What the exercise asks:
Return each line holding the string "Analysis".

Listing:
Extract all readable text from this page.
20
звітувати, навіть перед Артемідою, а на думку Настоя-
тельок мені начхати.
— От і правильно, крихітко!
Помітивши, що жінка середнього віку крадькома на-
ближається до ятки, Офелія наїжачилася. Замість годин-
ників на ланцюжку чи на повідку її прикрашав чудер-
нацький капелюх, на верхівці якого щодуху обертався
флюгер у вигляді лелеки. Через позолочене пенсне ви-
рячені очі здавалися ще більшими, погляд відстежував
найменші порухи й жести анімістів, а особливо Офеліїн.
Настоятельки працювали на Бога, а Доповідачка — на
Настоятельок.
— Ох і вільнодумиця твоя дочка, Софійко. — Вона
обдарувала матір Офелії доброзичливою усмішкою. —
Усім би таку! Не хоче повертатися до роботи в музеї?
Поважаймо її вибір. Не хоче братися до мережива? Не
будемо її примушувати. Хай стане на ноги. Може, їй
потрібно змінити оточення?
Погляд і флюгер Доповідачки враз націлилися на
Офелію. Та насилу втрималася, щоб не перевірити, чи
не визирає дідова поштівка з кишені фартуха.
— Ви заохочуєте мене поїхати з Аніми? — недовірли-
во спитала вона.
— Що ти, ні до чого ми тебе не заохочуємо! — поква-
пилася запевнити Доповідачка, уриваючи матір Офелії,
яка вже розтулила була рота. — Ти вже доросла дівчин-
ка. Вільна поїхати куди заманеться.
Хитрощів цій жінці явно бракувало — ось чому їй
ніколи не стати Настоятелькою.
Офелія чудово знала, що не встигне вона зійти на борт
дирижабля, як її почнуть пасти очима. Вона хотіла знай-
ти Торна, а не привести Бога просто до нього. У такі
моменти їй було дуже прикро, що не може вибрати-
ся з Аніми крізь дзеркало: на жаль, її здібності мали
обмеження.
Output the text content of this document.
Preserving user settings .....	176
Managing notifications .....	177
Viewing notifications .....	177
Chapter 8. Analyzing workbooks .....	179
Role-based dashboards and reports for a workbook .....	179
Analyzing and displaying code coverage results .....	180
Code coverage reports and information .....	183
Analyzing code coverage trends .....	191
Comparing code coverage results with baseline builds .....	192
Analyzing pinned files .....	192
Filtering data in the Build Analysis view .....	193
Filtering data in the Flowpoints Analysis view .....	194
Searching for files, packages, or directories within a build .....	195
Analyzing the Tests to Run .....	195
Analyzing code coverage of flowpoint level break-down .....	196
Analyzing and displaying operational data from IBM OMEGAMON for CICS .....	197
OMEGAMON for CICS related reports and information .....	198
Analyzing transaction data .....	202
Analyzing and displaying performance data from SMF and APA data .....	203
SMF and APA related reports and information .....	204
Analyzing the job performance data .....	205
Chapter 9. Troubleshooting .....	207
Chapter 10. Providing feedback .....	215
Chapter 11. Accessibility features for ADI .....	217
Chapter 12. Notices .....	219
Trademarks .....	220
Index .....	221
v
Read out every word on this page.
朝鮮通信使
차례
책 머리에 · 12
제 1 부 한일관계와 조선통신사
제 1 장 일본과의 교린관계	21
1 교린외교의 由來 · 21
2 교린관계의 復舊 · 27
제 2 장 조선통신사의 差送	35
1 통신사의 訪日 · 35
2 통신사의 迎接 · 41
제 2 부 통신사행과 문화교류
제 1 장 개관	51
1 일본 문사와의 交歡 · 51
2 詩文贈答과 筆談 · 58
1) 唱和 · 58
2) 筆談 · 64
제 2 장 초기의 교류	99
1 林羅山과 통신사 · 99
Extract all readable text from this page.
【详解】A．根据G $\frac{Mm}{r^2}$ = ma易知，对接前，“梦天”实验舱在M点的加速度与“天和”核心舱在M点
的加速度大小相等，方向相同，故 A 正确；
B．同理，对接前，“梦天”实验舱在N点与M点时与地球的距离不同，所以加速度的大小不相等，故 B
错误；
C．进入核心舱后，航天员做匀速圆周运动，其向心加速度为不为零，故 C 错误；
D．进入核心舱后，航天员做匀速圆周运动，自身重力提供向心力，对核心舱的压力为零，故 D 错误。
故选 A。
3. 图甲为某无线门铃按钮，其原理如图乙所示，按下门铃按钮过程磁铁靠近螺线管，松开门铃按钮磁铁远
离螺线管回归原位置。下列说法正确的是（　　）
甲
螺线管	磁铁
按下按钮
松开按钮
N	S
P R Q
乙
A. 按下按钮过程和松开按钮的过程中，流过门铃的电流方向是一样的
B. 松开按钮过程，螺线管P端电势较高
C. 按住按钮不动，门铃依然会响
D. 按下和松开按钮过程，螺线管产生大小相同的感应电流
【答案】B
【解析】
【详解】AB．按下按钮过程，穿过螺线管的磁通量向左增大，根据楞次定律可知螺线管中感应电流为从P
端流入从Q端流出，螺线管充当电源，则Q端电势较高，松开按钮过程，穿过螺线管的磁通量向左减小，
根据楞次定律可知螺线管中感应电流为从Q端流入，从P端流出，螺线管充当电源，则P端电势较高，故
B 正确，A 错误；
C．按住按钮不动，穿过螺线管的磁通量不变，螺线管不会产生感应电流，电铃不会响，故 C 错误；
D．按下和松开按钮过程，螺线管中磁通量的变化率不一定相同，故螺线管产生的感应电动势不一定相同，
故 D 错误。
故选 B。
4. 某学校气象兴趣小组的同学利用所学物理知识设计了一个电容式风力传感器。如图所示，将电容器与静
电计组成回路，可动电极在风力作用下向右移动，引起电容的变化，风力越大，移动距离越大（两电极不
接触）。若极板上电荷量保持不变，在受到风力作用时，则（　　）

Task result:
Filtering data in the Build Analysis view .....	193
Filtering data in the Flowpoints Analysis view .....	194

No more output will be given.